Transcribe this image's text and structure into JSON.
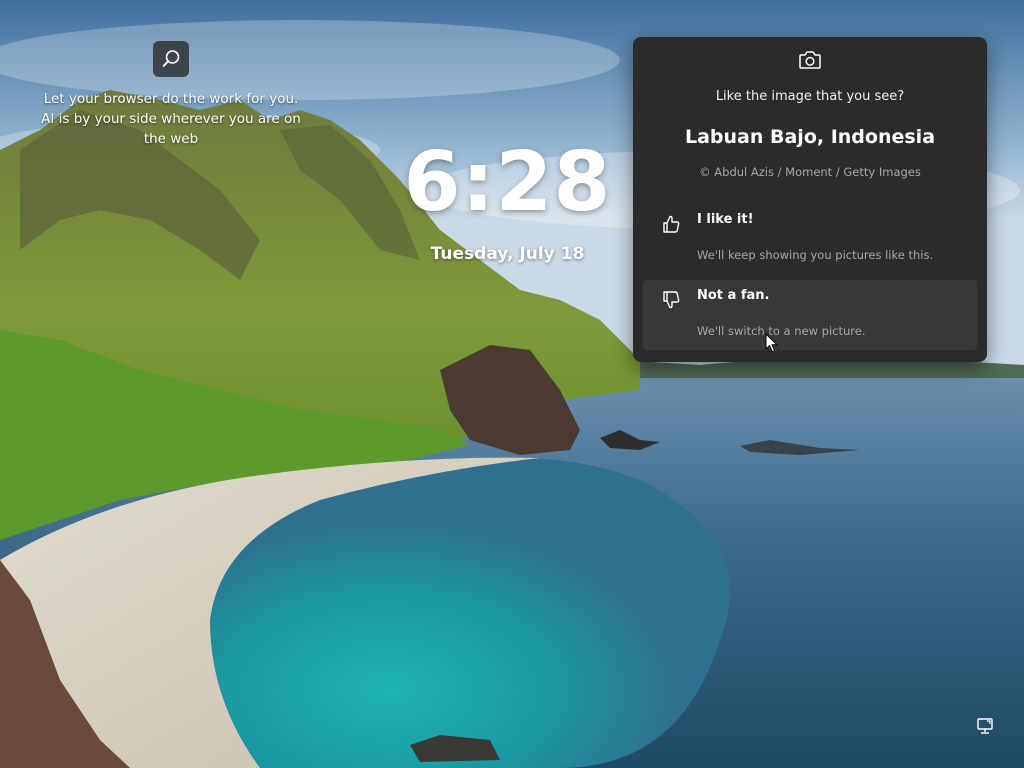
{
  "spotlight": {
    "search_icon": "search-icon",
    "promo_line1": "Let your browser do the work for you.",
    "promo_line2": "AI is by your side wherever you are on",
    "promo_line3": "the web"
  },
  "clock": {
    "time": "6:28",
    "date": "Tuesday, July 18"
  },
  "flyout": {
    "camera_icon": "camera-icon",
    "question": "Like the image that you see?",
    "location": "Labuan Bajo, Indonesia",
    "credit": "© Abdul Azis / Moment / Getty Images",
    "options": [
      {
        "icon": "thumbs-up-icon",
        "title": "I like it!",
        "description": "We'll keep showing you pictures like this."
      },
      {
        "icon": "thumbs-down-icon",
        "title": "Not a fan.",
        "description": "We'll switch to a new picture."
      }
    ]
  },
  "tray": {
    "network_icon": "network-icon"
  },
  "colors": {
    "flyout_bg": "#2b2b2b",
    "option_hover_bg": "#383838",
    "secondary_text": "#a8a8a8"
  }
}
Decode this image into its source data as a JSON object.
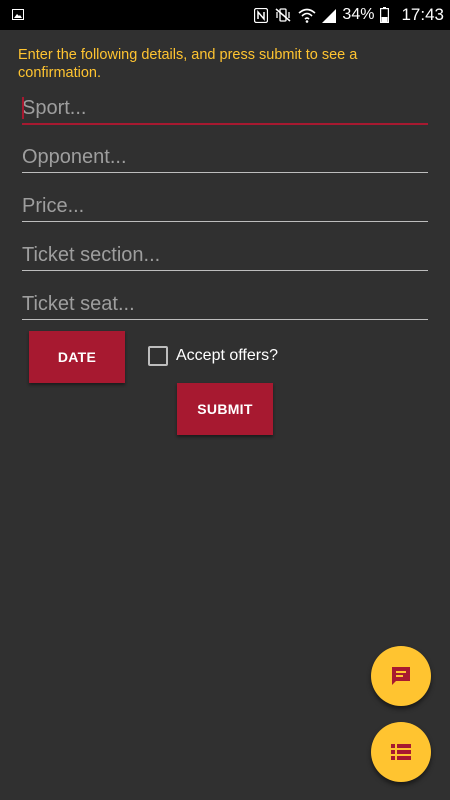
{
  "status_bar": {
    "battery": "34%",
    "time": "17:43"
  },
  "instructions": "Enter the following details, and press submit to see a confirmation.",
  "form": {
    "sport_placeholder": "Sport...",
    "opponent_placeholder": "Opponent...",
    "price_placeholder": "Price...",
    "ticket_section_placeholder": "Ticket section...",
    "ticket_seat_placeholder": "Ticket seat...",
    "date_label": "DATE",
    "accept_offers_label": "Accept offers?",
    "accept_offers_checked": false,
    "submit_label": "SUBMIT"
  },
  "fabs": {
    "message_icon": "message-icon",
    "list_icon": "list-icon"
  },
  "colors": {
    "background": "#303030",
    "accent": "#a71930",
    "yellow": "#ffc430"
  }
}
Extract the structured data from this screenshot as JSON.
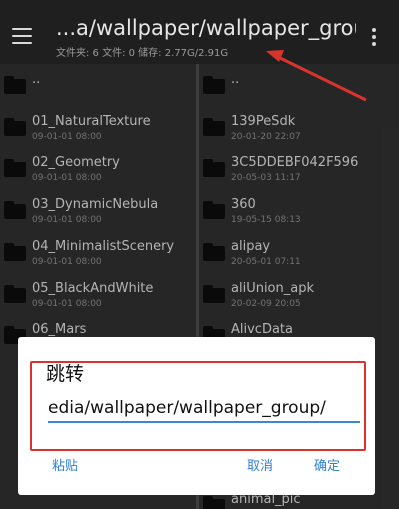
{
  "appbar": {
    "path_title": "...a/wallpaper/wallpaper_group/",
    "path_info": "文件夹: 6  文件: 0  储存: 2.77G/2.91G",
    "menu_icon": "hamburger-menu-icon",
    "more_icon": "more-vertical-icon"
  },
  "left_pane": {
    "items": [
      {
        "name": "..",
        "date": ""
      },
      {
        "name": "01_NaturalTexture",
        "date": "09-01-01 08:00"
      },
      {
        "name": "02_Geometry",
        "date": "09-01-01 08:00"
      },
      {
        "name": "03_DynamicNebula",
        "date": "09-01-01 08:00"
      },
      {
        "name": "04_MinimalistScenery",
        "date": "09-01-01 08:00"
      },
      {
        "name": "05_BlackAndWhite",
        "date": "09-01-01 08:00"
      },
      {
        "name": "06_Mars",
        "date": ""
      }
    ]
  },
  "right_pane": {
    "items": [
      {
        "name": "..",
        "date": ""
      },
      {
        "name": "139PeSdk",
        "date": "20-01-20 22:07"
      },
      {
        "name": "3C5DDEBF042F596",
        "date": "20-05-03 11:17"
      },
      {
        "name": "360",
        "date": "19-05-15 08:13"
      },
      {
        "name": "alipay",
        "date": "20-05-01 07:11"
      },
      {
        "name": "aliUnion_apk",
        "date": "20-02-09 20:05"
      },
      {
        "name": "AlivcData",
        "date": ""
      },
      {
        "name": "animal_pic",
        "date": ""
      }
    ]
  },
  "dialog": {
    "title": "跳转",
    "input_value": "edia/wallpaper/wallpaper_group/",
    "paste_label": "粘贴",
    "cancel_label": "取消",
    "ok_label": "确定"
  },
  "colors": {
    "accent": "#2f7fd6",
    "annotation_red": "#d9342b"
  }
}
--
Work required: Restate the records word for word, omitting images.

Result below:
Transcribe this image's text and structure into JSON.
{
  "spotlight": {
    "search_icon": "search-icon",
    "promo_line1": "Let your browser do the work for you.",
    "promo_line2": "AI is by your side wherever you are on",
    "promo_line3": "the web"
  },
  "clock": {
    "time": "6:28",
    "date": "Tuesday, July 18"
  },
  "flyout": {
    "camera_icon": "camera-icon",
    "question": "Like the image that you see?",
    "location": "Labuan Bajo, Indonesia",
    "credit": "© Abdul Azis / Moment / Getty Images",
    "options": [
      {
        "icon": "thumbs-up-icon",
        "title": "I like it!",
        "description": "We'll keep showing you pictures like this."
      },
      {
        "icon": "thumbs-down-icon",
        "title": "Not a fan.",
        "description": "We'll switch to a new picture."
      }
    ]
  },
  "tray": {
    "network_icon": "network-icon"
  },
  "colors": {
    "flyout_bg": "#2b2b2b",
    "option_hover_bg": "#383838",
    "secondary_text": "#a8a8a8"
  }
}
Decode this image into its source data as a JSON object.
{
  "status_bar": {
    "battery": "34%",
    "time": "17:43"
  },
  "instructions": "Enter the following details, and press submit to see a confirmation.",
  "form": {
    "sport_placeholder": "Sport...",
    "opponent_placeholder": "Opponent...",
    "price_placeholder": "Price...",
    "ticket_section_placeholder": "Ticket section...",
    "ticket_seat_placeholder": "Ticket seat...",
    "date_label": "DATE",
    "accept_offers_label": "Accept offers?",
    "accept_offers_checked": false,
    "submit_label": "SUBMIT"
  },
  "fabs": {
    "message_icon": "message-icon",
    "list_icon": "list-icon"
  },
  "colors": {
    "background": "#303030",
    "accent": "#a71930",
    "yellow": "#ffc430"
  }
}
Extract the structured data from this screenshot as JSON.
{
  "appbar": {
    "path_title": "...a/wallpaper/wallpaper_group/",
    "path_info": "文件夹: 6  文件: 0  储存: 2.77G/2.91G",
    "menu_icon": "hamburger-menu-icon",
    "more_icon": "more-vertical-icon"
  },
  "left_pane": {
    "items": [
      {
        "name": "..",
        "date": ""
      },
      {
        "name": "01_NaturalTexture",
        "date": "09-01-01 08:00"
      },
      {
        "name": "02_Geometry",
        "date": "09-01-01 08:00"
      },
      {
        "name": "03_DynamicNebula",
        "date": "09-01-01 08:00"
      },
      {
        "name": "04_MinimalistScenery",
        "date": "09-01-01 08:00"
      },
      {
        "name": "05_BlackAndWhite",
        "date": "09-01-01 08:00"
      },
      {
        "name": "06_Mars",
        "date": ""
      }
    ]
  },
  "right_pane": {
    "items": [
      {
        "name": "..",
        "date": ""
      },
      {
        "name": "139PeSdk",
        "date": "20-01-20 22:07"
      },
      {
        "name": "3C5DDEBF042F596",
        "date": "20-05-03 11:17"
      },
      {
        "name": "360",
        "date": "19-05-15 08:13"
      },
      {
        "name": "alipay",
        "date": "20-05-01 07:11"
      },
      {
        "name": "aliUnion_apk",
        "date": "20-02-09 20:05"
      },
      {
        "name": "AlivcData",
        "date": ""
      },
      {
        "name": "animal_pic",
        "date": ""
      }
    ]
  },
  "dialog": {
    "title": "跳转",
    "input_value": "edia/wallpaper/wallpaper_group/",
    "paste_label": "粘贴",
    "cancel_label": "取消",
    "ok_label": "确定"
  },
  "colors": {
    "accent": "#2f7fd6",
    "annotation_red": "#d9342b"
  }
}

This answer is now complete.